Problem statement: Collect from the data below each line with "JSON".

Data tied to figure images
=====

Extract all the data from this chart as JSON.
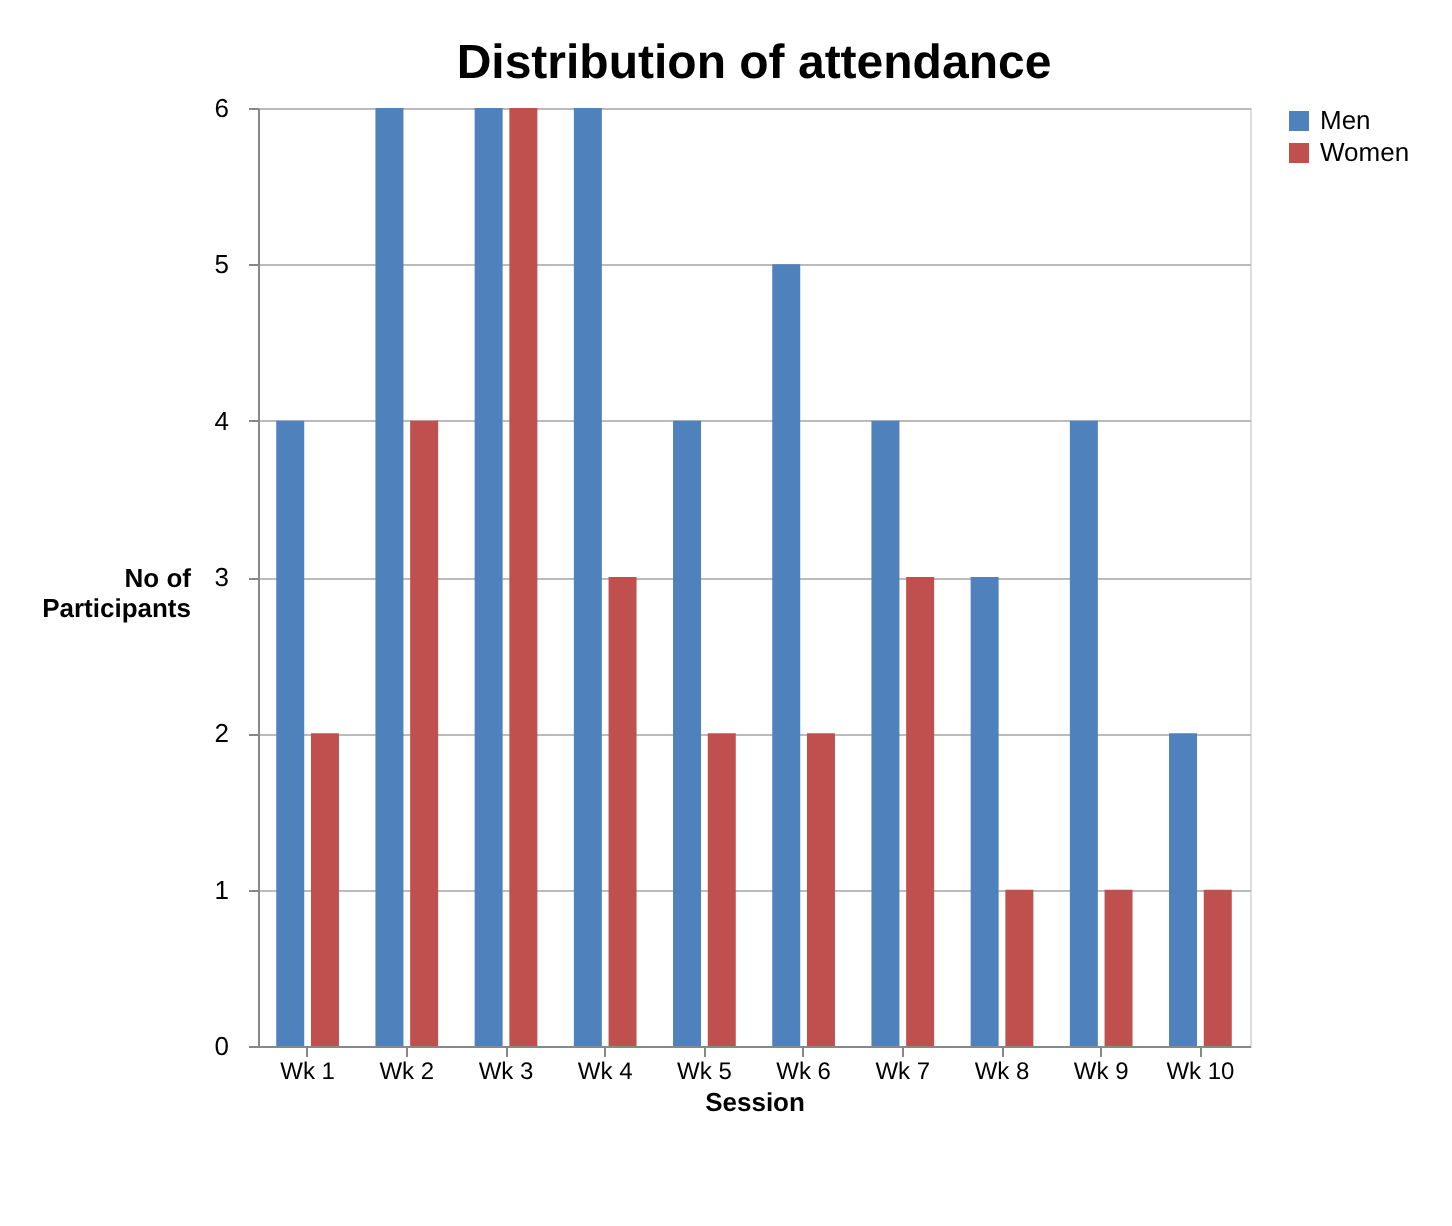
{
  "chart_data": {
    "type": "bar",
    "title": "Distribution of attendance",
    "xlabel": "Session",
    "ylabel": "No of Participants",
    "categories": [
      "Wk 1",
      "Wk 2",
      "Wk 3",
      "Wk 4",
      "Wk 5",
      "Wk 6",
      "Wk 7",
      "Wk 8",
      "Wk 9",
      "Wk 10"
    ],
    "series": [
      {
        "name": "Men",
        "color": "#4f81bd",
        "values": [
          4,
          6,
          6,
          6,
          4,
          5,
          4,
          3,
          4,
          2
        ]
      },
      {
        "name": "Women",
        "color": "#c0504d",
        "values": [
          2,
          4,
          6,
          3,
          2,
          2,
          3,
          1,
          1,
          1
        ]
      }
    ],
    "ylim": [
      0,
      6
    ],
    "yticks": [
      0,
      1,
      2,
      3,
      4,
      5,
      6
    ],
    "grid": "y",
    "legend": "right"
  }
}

=====

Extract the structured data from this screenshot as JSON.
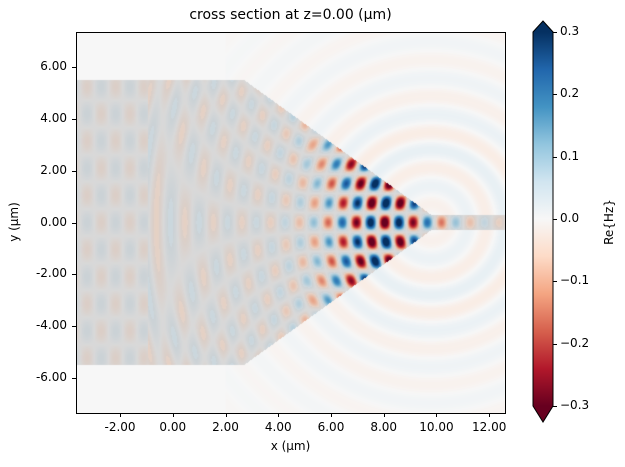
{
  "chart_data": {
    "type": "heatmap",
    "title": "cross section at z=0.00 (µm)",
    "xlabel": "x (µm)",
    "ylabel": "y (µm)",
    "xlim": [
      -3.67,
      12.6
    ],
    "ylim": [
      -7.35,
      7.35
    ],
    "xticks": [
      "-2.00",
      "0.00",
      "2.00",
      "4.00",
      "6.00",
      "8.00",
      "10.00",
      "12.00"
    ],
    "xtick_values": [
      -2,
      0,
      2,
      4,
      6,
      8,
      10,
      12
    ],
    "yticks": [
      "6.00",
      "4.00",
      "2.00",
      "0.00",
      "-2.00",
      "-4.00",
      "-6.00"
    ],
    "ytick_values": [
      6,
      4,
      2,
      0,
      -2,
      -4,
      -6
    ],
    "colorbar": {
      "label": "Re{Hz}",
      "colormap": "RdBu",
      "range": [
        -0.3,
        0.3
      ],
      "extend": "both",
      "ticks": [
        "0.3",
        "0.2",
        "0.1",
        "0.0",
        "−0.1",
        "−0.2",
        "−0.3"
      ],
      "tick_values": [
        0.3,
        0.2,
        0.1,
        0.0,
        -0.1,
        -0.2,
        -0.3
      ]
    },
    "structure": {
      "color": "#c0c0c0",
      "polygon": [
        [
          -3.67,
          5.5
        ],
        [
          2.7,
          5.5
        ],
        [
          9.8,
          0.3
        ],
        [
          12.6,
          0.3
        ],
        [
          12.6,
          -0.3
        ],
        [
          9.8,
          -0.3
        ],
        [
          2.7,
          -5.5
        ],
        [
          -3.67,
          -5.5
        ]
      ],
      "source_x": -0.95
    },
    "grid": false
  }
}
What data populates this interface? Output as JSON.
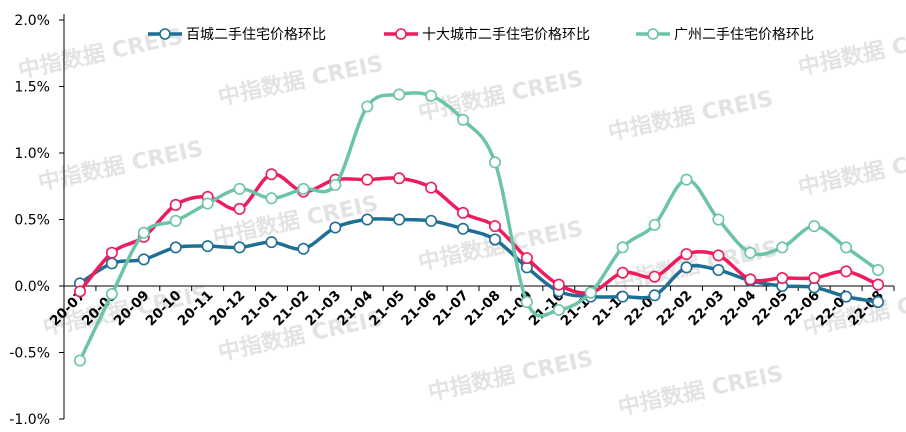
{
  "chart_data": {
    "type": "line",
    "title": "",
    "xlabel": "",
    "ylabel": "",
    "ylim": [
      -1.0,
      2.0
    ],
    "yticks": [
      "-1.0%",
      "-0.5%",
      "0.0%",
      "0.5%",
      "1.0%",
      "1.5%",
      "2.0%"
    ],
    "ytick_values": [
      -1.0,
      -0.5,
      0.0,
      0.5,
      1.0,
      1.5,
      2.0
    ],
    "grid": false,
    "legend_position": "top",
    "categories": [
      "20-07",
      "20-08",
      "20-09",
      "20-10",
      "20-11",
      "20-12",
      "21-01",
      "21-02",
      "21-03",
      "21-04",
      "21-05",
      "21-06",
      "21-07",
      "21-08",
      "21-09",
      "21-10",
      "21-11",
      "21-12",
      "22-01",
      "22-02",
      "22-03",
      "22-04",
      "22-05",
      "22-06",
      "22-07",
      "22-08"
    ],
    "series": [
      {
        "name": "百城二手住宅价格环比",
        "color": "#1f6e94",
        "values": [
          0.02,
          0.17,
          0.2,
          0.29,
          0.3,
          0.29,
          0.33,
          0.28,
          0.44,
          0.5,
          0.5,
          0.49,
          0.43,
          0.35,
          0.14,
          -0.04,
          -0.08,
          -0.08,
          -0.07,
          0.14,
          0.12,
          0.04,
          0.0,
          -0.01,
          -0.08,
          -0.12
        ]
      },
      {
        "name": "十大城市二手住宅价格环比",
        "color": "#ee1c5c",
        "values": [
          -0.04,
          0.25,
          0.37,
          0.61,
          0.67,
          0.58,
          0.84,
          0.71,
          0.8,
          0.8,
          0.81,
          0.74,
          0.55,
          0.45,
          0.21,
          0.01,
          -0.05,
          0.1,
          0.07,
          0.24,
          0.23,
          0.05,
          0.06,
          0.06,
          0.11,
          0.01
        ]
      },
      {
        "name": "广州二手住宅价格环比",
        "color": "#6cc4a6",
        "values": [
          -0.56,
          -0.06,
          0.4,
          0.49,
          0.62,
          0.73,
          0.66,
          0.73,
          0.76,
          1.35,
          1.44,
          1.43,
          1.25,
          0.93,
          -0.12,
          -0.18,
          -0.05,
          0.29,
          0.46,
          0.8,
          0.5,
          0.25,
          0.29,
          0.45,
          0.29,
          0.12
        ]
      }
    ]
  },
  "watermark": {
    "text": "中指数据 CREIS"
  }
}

=====

Solution to the problem:
Extract all the data from this chart as JSON.
Extract the structured data from this screenshot as JSON.
What data populates this interface? Output as JSON.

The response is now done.